• _EXERCISE PROMPT_: Repeat the data in full. Drop every picture.

── DATA SHOWN ──

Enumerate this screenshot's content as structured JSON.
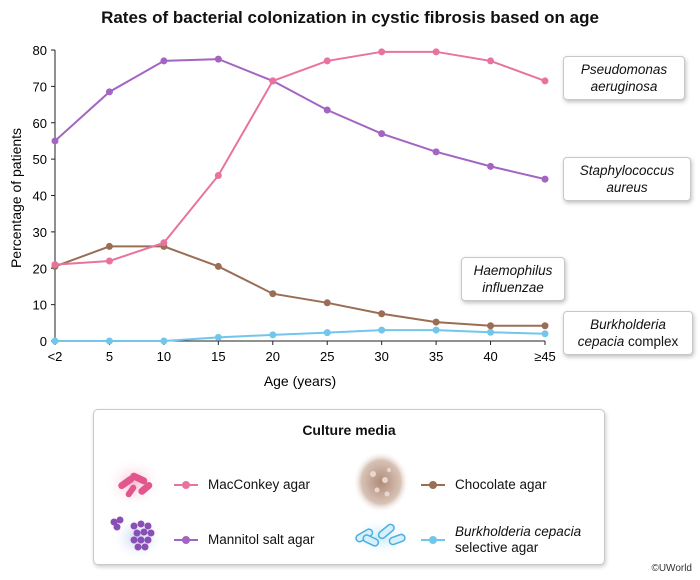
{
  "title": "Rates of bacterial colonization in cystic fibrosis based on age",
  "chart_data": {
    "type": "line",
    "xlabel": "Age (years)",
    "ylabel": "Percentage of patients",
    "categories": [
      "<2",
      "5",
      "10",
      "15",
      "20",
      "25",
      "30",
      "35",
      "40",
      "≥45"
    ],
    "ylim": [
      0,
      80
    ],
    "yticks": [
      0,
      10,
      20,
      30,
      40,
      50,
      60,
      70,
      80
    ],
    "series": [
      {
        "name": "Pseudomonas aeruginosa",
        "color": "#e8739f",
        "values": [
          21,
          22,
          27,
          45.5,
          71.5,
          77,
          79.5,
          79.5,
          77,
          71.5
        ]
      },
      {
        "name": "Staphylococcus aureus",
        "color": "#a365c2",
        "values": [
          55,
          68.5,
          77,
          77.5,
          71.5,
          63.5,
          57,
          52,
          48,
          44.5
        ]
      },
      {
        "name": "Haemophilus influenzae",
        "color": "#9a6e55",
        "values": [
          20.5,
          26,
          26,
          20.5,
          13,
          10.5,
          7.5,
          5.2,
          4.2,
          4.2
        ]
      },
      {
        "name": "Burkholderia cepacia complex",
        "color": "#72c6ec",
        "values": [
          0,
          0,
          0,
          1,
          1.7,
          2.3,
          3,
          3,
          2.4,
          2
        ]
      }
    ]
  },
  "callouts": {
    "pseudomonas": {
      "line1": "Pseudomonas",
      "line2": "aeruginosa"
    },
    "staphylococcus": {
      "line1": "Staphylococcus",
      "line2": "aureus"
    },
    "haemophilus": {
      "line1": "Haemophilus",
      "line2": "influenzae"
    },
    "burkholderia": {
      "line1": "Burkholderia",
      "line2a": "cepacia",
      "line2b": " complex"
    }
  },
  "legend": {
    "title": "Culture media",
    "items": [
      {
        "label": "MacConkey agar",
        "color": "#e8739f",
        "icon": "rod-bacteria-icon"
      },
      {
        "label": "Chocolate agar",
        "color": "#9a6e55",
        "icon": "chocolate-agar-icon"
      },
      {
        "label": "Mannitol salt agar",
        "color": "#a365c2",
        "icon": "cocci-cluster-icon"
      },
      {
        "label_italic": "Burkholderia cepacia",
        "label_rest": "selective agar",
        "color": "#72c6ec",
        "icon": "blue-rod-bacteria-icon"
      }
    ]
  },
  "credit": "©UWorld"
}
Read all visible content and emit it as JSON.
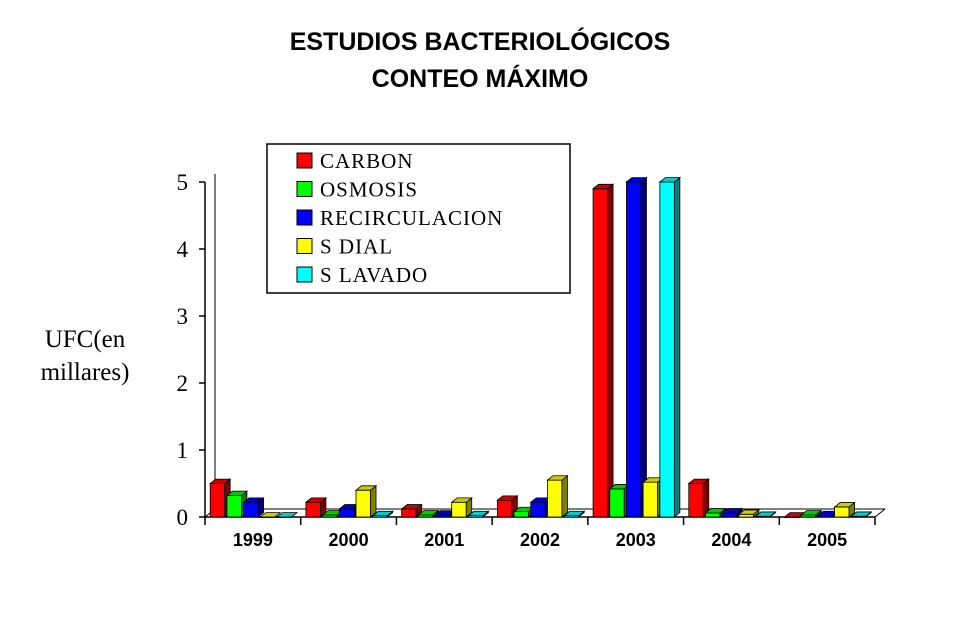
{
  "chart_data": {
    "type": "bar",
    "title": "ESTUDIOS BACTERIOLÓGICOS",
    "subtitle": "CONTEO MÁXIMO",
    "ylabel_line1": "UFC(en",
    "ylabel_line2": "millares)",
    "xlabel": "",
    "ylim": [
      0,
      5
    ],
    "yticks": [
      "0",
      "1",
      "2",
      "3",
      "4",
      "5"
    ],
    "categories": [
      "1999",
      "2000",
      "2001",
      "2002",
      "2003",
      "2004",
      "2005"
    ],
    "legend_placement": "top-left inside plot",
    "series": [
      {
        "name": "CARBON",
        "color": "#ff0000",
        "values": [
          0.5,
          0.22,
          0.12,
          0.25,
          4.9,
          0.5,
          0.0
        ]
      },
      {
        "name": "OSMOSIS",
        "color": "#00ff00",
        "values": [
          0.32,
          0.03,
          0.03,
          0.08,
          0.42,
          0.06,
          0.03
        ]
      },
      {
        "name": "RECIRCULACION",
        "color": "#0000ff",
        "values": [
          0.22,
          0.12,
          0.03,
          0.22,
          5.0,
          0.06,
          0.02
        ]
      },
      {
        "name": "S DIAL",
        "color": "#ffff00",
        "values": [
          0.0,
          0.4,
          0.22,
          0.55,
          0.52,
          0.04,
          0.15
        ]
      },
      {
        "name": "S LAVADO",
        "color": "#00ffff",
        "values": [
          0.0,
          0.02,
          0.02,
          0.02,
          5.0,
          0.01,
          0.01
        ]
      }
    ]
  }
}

───

• _SOLUTION TO THE PROBLEM_:
Enumerate this screenshot's content as structured JSON.
{
  "title": "Rates of bacterial colonization in cystic fibrosis based on age",
  "chart_data": {
    "type": "line",
    "xlabel": "Age (years)",
    "ylabel": "Percentage of patients",
    "categories": [
      "<2",
      "5",
      "10",
      "15",
      "20",
      "25",
      "30",
      "35",
      "40",
      "≥45"
    ],
    "ylim": [
      0,
      80
    ],
    "yticks": [
      0,
      10,
      20,
      30,
      40,
      50,
      60,
      70,
      80
    ],
    "series": [
      {
        "name": "Pseudomonas aeruginosa",
        "color": "#e8739f",
        "values": [
          21,
          22,
          27,
          45.5,
          71.5,
          77,
          79.5,
          79.5,
          77,
          71.5
        ]
      },
      {
        "name": "Staphylococcus aureus",
        "color": "#a365c2",
        "values": [
          55,
          68.5,
          77,
          77.5,
          71.5,
          63.5,
          57,
          52,
          48,
          44.5
        ]
      },
      {
        "name": "Haemophilus influenzae",
        "color": "#9a6e55",
        "values": [
          20.5,
          26,
          26,
          20.5,
          13,
          10.5,
          7.5,
          5.2,
          4.2,
          4.2
        ]
      },
      {
        "name": "Burkholderia cepacia complex",
        "color": "#72c6ec",
        "values": [
          0,
          0,
          0,
          1,
          1.7,
          2.3,
          3,
          3,
          2.4,
          2
        ]
      }
    ]
  },
  "callouts": {
    "pseudomonas": {
      "line1": "Pseudomonas",
      "line2": "aeruginosa"
    },
    "staphylococcus": {
      "line1": "Staphylococcus",
      "line2": "aureus"
    },
    "haemophilus": {
      "line1": "Haemophilus",
      "line2": "influenzae"
    },
    "burkholderia": {
      "line1": "Burkholderia",
      "line2a": "cepacia",
      "line2b": " complex"
    }
  },
  "legend": {
    "title": "Culture media",
    "items": [
      {
        "label": "MacConkey agar",
        "color": "#e8739f",
        "icon": "rod-bacteria-icon"
      },
      {
        "label": "Chocolate agar",
        "color": "#9a6e55",
        "icon": "chocolate-agar-icon"
      },
      {
        "label": "Mannitol salt agar",
        "color": "#a365c2",
        "icon": "cocci-cluster-icon"
      },
      {
        "label_italic": "Burkholderia cepacia",
        "label_rest": "selective agar",
        "color": "#72c6ec",
        "icon": "blue-rod-bacteria-icon"
      }
    ]
  },
  "credit": "©UWorld"
}
Read all visible content and emit it as JSON.
{
  "chart_data": {
    "type": "bar",
    "title": "ESTUDIOS BACTERIOLÓGICOS",
    "subtitle": "CONTEO MÁXIMO",
    "ylabel_line1": "UFC(en",
    "ylabel_line2": "millares)",
    "xlabel": "",
    "ylim": [
      0,
      5
    ],
    "yticks": [
      "0",
      "1",
      "2",
      "3",
      "4",
      "5"
    ],
    "categories": [
      "1999",
      "2000",
      "2001",
      "2002",
      "2003",
      "2004",
      "2005"
    ],
    "legend_placement": "top-left inside plot",
    "series": [
      {
        "name": "CARBON",
        "color": "#ff0000",
        "values": [
          0.5,
          0.22,
          0.12,
          0.25,
          4.9,
          0.5,
          0.0
        ]
      },
      {
        "name": "OSMOSIS",
        "color": "#00ff00",
        "values": [
          0.32,
          0.03,
          0.03,
          0.08,
          0.42,
          0.06,
          0.03
        ]
      },
      {
        "name": "RECIRCULACION",
        "color": "#0000ff",
        "values": [
          0.22,
          0.12,
          0.03,
          0.22,
          5.0,
          0.06,
          0.02
        ]
      },
      {
        "name": "S DIAL",
        "color": "#ffff00",
        "values": [
          0.0,
          0.4,
          0.22,
          0.55,
          0.52,
          0.04,
          0.15
        ]
      },
      {
        "name": "S LAVADO",
        "color": "#00ffff",
        "values": [
          0.0,
          0.02,
          0.02,
          0.02,
          5.0,
          0.01,
          0.01
        ]
      }
    ]
  }
}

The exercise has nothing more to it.